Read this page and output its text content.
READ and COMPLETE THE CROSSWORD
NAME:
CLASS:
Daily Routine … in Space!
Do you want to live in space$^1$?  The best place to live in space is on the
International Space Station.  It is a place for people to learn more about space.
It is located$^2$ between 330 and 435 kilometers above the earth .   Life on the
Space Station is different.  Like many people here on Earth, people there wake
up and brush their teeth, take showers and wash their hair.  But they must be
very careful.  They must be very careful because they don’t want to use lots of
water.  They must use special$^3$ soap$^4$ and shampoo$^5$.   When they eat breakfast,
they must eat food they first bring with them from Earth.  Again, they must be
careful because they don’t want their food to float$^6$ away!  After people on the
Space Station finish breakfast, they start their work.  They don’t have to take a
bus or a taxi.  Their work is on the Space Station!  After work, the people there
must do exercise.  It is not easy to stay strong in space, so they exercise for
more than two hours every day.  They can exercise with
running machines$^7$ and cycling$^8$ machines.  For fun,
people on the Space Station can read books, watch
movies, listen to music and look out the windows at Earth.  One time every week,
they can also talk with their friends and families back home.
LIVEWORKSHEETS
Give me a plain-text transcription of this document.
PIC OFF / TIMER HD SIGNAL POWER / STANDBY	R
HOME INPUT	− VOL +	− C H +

■ ■ ■ ■ ■ ■ ■

**OBJECTIVE**
Reproduce the records above exactly as they appear.

**TASK ANSWER**
Read this page and output its text content.
READ and COMPLETE THE CROSSWORD
NAME:
CLASS:
Daily Routine … in Space!
Do you want to live in space$^1$?  The best place to live in space is on the
International Space Station.  It is a place for people to learn more about space.
It is located$^2$ between 330 and 435 kilometers above the earth .   Life on the
Space Station is different.  Like many people here on Earth, people there wake
up and brush their teeth, take showers and wash their hair.  But they must be
very careful.  They must be very careful because they don’t want to use lots of
water.  They must use special$^3$ soap$^4$ and shampoo$^5$.   When they eat breakfast,
they must eat food they first bring with them from Earth.  Again, they must be
careful because they don’t want their food to float$^6$ away!  After people on the
Space Station finish breakfast, they start their work.  They don’t have to take a
bus or a taxi.  Their work is on the Space Station!  After work, the people there
must do exercise.  It is not easy to stay strong in space, so they exercise for
more than two hours every day.  They can exercise with
running machines$^7$ and cycling$^8$ machines.  For fun,
people on the Space Station can read books, watch
movies, listen to music and look out the windows at Earth.  One time every week,
they can also talk with their friends and families back home.
LIVEWORKSHEETS
Give me a plain-text transcription of this document.
PIC OFF / TIMER HD SIGNAL POWER / STANDBY	R
HOME INPUT	− VOL +	− C H +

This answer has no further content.